··· Extracted entries

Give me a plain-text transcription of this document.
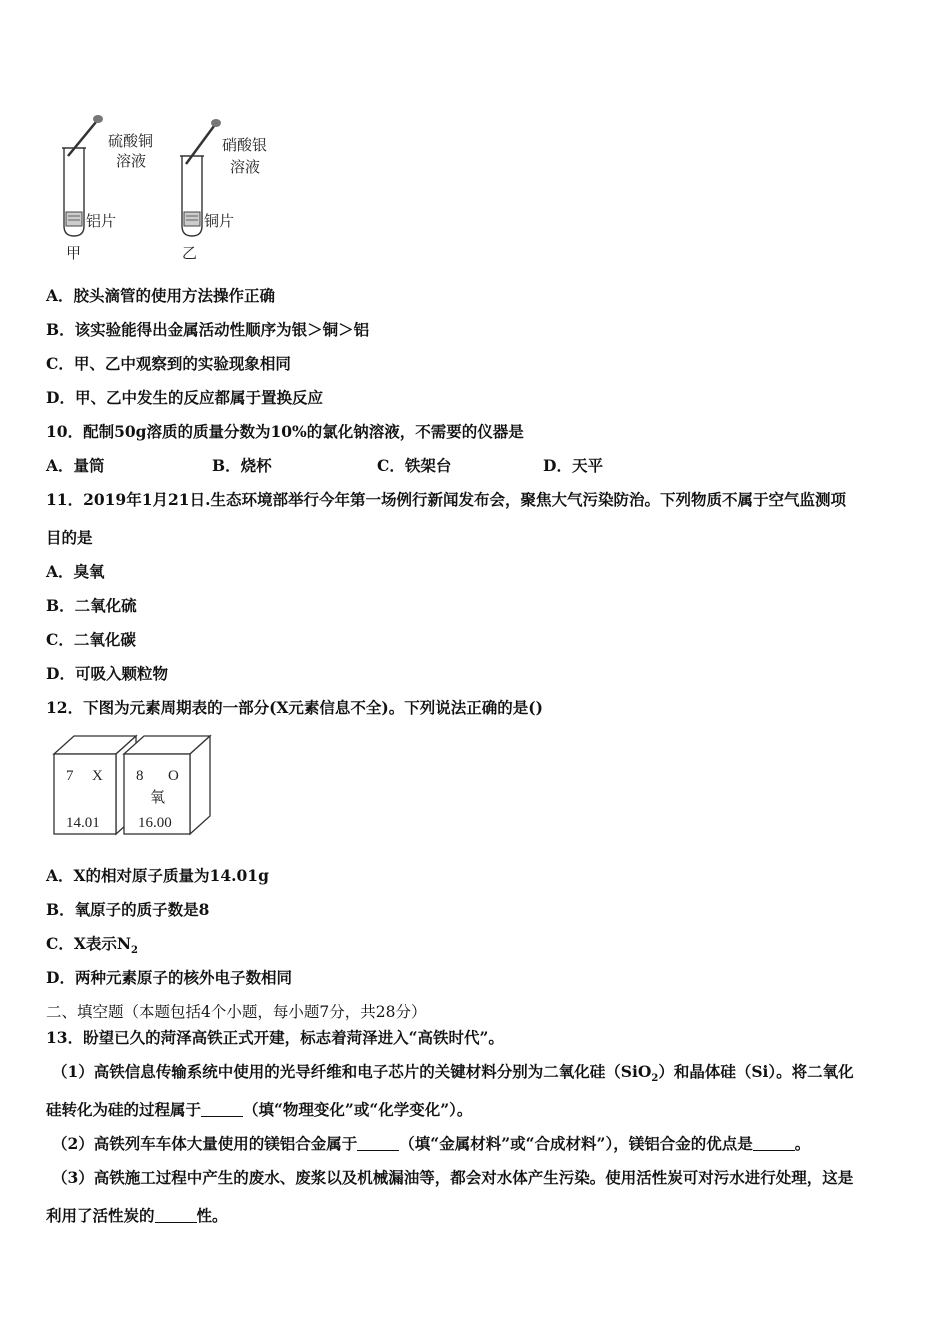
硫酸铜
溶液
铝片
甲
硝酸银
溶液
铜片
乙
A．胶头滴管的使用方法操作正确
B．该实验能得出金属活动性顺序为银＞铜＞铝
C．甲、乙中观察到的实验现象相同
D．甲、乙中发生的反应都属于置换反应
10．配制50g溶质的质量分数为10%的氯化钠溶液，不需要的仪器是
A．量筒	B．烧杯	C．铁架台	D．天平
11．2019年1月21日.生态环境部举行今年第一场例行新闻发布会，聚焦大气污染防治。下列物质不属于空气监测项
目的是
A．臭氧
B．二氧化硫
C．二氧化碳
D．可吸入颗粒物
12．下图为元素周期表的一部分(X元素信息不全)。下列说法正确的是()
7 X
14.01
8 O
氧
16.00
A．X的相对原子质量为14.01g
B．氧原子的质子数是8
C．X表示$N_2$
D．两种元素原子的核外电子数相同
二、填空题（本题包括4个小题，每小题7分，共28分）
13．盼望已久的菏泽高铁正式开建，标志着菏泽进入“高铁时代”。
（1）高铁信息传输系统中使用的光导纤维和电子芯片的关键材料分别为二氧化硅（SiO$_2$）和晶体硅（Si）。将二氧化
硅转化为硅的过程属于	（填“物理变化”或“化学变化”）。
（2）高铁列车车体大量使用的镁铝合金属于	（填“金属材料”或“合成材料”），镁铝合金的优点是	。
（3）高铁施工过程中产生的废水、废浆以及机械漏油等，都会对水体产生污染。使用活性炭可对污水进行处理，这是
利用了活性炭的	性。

······

Objective:
Every entry above is to be set down exactly; the pictures are to be left out.

Reply:
Give me a plain-text transcription of this document.
硫酸铜
溶液
铝片
甲
硝酸银
溶液
铜片
乙
A．胶头滴管的使用方法操作正确
B．该实验能得出金属活动性顺序为银＞铜＞铝
C．甲、乙中观察到的实验现象相同
D．甲、乙中发生的反应都属于置换反应
10．配制50g溶质的质量分数为10%的氯化钠溶液，不需要的仪器是
A．量筒	B．烧杯	C．铁架台	D．天平
11．2019年1月21日.生态环境部举行今年第一场例行新闻发布会，聚焦大气污染防治。下列物质不属于空气监测项
目的是
A．臭氧
B．二氧化硫
C．二氧化碳
D．可吸入颗粒物
12．下图为元素周期表的一部分(X元素信息不全)。下列说法正确的是()
7 X
14.01
8 O
氧
16.00
A．X的相对原子质量为14.01g
B．氧原子的质子数是8
C．X表示$N_2$
D．两种元素原子的核外电子数相同
二、填空题（本题包括4个小题，每小题7分，共28分）
13．盼望已久的菏泽高铁正式开建，标志着菏泽进入“高铁时代”。
（1）高铁信息传输系统中使用的光导纤维和电子芯片的关键材料分别为二氧化硅（SiO$_2$）和晶体硅（Si）。将二氧化
硅转化为硅的过程属于	（填“物理变化”或“化学变化”）。
（2）高铁列车车体大量使用的镁铝合金属于	（填“金属材料”或“合成材料”），镁铝合金的优点是	。
（3）高铁施工过程中产生的废水、废浆以及机械漏油等，都会对水体产生污染。使用活性炭可对污水进行处理，这是
利用了活性炭的	性。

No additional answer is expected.